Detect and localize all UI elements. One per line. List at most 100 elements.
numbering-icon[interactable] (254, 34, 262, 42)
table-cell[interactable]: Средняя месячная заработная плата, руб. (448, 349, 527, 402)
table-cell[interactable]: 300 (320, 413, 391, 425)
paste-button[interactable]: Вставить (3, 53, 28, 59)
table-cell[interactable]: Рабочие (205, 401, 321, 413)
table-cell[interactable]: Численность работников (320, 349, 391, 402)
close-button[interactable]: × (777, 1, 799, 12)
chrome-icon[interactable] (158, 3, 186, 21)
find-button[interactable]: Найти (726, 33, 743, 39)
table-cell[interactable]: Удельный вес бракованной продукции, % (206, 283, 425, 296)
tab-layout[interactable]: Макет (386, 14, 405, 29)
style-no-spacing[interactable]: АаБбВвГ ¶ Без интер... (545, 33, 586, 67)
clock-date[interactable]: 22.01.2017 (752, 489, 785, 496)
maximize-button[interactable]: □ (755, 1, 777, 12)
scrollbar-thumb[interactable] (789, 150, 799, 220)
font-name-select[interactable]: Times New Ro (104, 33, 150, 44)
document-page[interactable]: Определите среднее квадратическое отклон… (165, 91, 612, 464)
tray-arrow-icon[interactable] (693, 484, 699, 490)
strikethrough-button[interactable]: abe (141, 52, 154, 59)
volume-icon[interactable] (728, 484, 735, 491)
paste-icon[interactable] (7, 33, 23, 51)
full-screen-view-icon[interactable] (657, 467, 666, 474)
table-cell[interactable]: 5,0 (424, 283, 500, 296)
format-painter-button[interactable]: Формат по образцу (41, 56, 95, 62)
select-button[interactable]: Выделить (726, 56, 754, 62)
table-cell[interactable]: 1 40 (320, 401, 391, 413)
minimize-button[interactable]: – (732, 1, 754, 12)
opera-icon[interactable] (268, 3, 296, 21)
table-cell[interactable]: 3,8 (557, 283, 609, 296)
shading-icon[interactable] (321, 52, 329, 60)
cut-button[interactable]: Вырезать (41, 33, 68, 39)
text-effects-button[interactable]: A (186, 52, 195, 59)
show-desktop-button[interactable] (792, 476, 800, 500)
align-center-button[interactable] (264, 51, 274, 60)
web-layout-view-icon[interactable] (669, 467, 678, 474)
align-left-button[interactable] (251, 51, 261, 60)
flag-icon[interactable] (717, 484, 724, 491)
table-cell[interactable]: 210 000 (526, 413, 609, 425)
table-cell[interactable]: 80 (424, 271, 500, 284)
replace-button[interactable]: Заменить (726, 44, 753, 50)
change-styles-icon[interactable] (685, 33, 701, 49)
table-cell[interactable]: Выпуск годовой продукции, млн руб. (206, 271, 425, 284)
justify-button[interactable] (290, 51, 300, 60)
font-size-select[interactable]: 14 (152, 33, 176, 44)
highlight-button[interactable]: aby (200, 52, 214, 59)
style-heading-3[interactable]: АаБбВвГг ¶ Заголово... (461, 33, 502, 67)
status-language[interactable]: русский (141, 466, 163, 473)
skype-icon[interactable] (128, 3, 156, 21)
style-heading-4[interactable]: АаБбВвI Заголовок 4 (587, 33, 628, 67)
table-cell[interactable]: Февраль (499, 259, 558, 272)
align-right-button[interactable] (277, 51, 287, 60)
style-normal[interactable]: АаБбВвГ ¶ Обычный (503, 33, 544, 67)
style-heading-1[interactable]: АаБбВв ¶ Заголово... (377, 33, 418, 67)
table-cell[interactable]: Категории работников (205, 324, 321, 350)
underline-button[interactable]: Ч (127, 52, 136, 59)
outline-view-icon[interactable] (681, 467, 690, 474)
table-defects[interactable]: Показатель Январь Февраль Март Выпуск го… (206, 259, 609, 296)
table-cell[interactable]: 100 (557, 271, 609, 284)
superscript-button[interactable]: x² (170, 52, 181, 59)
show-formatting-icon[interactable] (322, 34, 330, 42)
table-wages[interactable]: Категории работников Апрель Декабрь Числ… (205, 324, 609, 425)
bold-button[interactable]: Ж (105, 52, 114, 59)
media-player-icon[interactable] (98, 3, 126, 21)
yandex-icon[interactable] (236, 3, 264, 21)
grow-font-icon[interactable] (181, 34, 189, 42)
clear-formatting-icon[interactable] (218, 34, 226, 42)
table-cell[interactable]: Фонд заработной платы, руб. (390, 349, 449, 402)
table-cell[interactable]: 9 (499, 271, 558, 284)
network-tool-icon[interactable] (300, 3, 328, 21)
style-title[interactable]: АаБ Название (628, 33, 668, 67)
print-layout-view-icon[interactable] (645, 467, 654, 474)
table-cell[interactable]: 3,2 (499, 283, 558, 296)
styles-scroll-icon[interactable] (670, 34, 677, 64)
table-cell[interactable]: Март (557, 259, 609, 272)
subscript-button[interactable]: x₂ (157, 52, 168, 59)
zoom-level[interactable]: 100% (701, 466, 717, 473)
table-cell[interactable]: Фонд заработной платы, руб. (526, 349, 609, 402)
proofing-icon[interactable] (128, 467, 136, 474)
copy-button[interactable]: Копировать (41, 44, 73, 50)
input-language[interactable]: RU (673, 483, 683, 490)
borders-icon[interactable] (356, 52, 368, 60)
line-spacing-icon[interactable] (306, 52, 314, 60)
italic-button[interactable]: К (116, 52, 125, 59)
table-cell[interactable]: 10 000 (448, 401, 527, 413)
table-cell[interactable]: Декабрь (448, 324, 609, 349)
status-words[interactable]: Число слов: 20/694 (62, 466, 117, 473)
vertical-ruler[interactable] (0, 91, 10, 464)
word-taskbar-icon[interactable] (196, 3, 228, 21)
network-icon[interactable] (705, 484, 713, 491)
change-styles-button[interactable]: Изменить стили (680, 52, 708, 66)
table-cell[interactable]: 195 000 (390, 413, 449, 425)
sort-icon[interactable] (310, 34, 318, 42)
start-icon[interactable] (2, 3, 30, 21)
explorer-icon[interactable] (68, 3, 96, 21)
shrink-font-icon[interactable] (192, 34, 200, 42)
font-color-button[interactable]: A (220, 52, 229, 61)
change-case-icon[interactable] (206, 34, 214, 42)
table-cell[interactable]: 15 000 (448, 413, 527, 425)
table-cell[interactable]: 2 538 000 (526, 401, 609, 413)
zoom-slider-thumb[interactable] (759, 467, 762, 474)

EXERCISE DESCRIPTION → Copy every line of the records above verbatim, from the first to the last.

REPLY →
Detect and localize all UI elements. One per line. List at most 100 elements.
numbering-icon[interactable] (254, 34, 262, 42)
table-cell[interactable]: Средняя месячная заработная плата, руб. (448, 349, 527, 402)
table-cell[interactable]: 300 (320, 413, 391, 425)
paste-button[interactable]: Вставить (3, 53, 28, 59)
table-cell[interactable]: Рабочие (205, 401, 321, 413)
table-cell[interactable]: Численность работников (320, 349, 391, 402)
close-button[interactable]: × (777, 1, 799, 12)
chrome-icon[interactable] (158, 3, 186, 21)
find-button[interactable]: Найти (726, 33, 743, 39)
table-cell[interactable]: Удельный вес бракованной продукции, % (206, 283, 425, 296)
tab-layout[interactable]: Макет (386, 14, 405, 29)
style-no-spacing[interactable]: АаБбВвГ ¶ Без интер... (545, 33, 586, 67)
clock-date[interactable]: 22.01.2017 (752, 489, 785, 496)
maximize-button[interactable]: □ (755, 1, 777, 12)
scrollbar-thumb[interactable] (789, 150, 799, 220)
font-name-select[interactable]: Times New Ro (104, 33, 150, 44)
document-page[interactable]: Определите среднее квадратическое отклон… (165, 91, 612, 464)
tray-arrow-icon[interactable] (693, 484, 699, 490)
strikethrough-button[interactable]: abe (141, 52, 154, 59)
volume-icon[interactable] (728, 484, 735, 491)
paste-icon[interactable] (7, 33, 23, 51)
full-screen-view-icon[interactable] (657, 467, 666, 474)
table-cell[interactable]: 5,0 (424, 283, 500, 296)
format-painter-button[interactable]: Формат по образцу (41, 56, 95, 62)
select-button[interactable]: Выделить (726, 56, 754, 62)
table-cell[interactable]: 1 40 (320, 401, 391, 413)
minimize-button[interactable]: – (732, 1, 754, 12)
opera-icon[interactable] (268, 3, 296, 21)
table-cell[interactable]: 3,8 (557, 283, 609, 296)
shading-icon[interactable] (321, 52, 329, 60)
cut-button[interactable]: Вырезать (41, 33, 68, 39)
text-effects-button[interactable]: A (186, 52, 195, 59)
show-desktop-button[interactable] (792, 476, 800, 500)
align-center-button[interactable] (264, 51, 274, 60)
web-layout-view-icon[interactable] (669, 467, 678, 474)
align-left-button[interactable] (251, 51, 261, 60)
flag-icon[interactable] (717, 484, 724, 491)
table-cell[interactable]: 210 000 (526, 413, 609, 425)
table-cell[interactable]: 80 (424, 271, 500, 284)
replace-button[interactable]: Заменить (726, 44, 753, 50)
change-styles-icon[interactable] (685, 33, 701, 49)
table-cell[interactable]: Выпуск годовой продукции, млн руб. (206, 271, 425, 284)
justify-button[interactable] (290, 51, 300, 60)
font-size-select[interactable]: 14 (152, 33, 176, 44)
highlight-button[interactable]: aby (200, 52, 214, 59)
style-heading-3[interactable]: АаБбВвГг ¶ Заголово... (461, 33, 502, 67)
status-language[interactable]: русский (141, 466, 163, 473)
skype-icon[interactable] (128, 3, 156, 21)
style-heading-4[interactable]: АаБбВвI Заголовок 4 (587, 33, 628, 67)
table-cell[interactable]: Февраль (499, 259, 558, 272)
align-right-button[interactable] (277, 51, 287, 60)
style-normal[interactable]: АаБбВвГ ¶ Обычный (503, 33, 544, 67)
style-heading-1[interactable]: АаБбВв ¶ Заголово... (377, 33, 418, 67)
table-cell[interactable]: Категории работников (205, 324, 321, 350)
underline-button[interactable]: Ч (127, 52, 136, 59)
outline-view-icon[interactable] (681, 467, 690, 474)
table-defects[interactable]: Показатель Январь Февраль Март Выпуск го… (206, 259, 609, 296)
table-cell[interactable]: 100 (557, 271, 609, 284)
superscript-button[interactable]: x² (170, 52, 181, 59)
show-formatting-icon[interactable] (322, 34, 330, 42)
table-wages[interactable]: Категории работников Апрель Декабрь Числ… (205, 324, 609, 425)
bold-button[interactable]: Ж (105, 52, 114, 59)
media-player-icon[interactable] (98, 3, 126, 21)
yandex-icon[interactable] (236, 3, 264, 21)
grow-font-icon[interactable] (181, 34, 189, 42)
clear-formatting-icon[interactable] (218, 34, 226, 42)
table-cell[interactable]: Фонд заработной платы, руб. (390, 349, 449, 402)
table-cell[interactable]: 9 (499, 271, 558, 284)
network-tool-icon[interactable] (300, 3, 328, 21)
style-title[interactable]: АаБ Название (628, 33, 668, 67)
print-layout-view-icon[interactable] (645, 467, 654, 474)
table-cell[interactable]: 3,2 (499, 283, 558, 296)
styles-scroll-icon[interactable] (670, 34, 677, 64)
table-cell[interactable]: Март (557, 259, 609, 272)
subscript-button[interactable]: x₂ (157, 52, 168, 59)
zoom-level[interactable]: 100% (701, 466, 717, 473)
table-cell[interactable]: Фонд заработной платы, руб. (526, 349, 609, 402)
proofing-icon[interactable] (128, 467, 136, 474)
copy-button[interactable]: Копировать (41, 44, 73, 50)
input-language[interactable]: RU (673, 483, 683, 490)
borders-icon[interactable] (356, 52, 368, 60)
line-spacing-icon[interactable] (306, 52, 314, 60)
italic-button[interactable]: К (116, 52, 125, 59)
table-cell[interactable]: 10 000 (448, 401, 527, 413)
table-cell[interactable]: Декабрь (448, 324, 609, 349)
status-words[interactable]: Число слов: 20/694 (62, 466, 117, 473)
vertical-ruler[interactable] (0, 91, 10, 464)
word-taskbar-icon[interactable] (196, 3, 228, 21)
network-icon[interactable] (705, 484, 713, 491)
change-styles-button[interactable]: Изменить стили (680, 52, 708, 66)
table-cell[interactable]: 195 000 (390, 413, 449, 425)
sort-icon[interactable] (310, 34, 318, 42)
start-icon[interactable] (2, 3, 30, 21)
explorer-icon[interactable] (68, 3, 96, 21)
shrink-font-icon[interactable] (192, 34, 200, 42)
font-color-button[interactable]: A (220, 52, 229, 61)
change-case-icon[interactable] (206, 34, 214, 42)
table-cell[interactable]: 15 000 (448, 413, 527, 425)
table-cell[interactable]: 2 538 000 (526, 401, 609, 413)
zoom-slider-thumb[interactable] (759, 467, 762, 474)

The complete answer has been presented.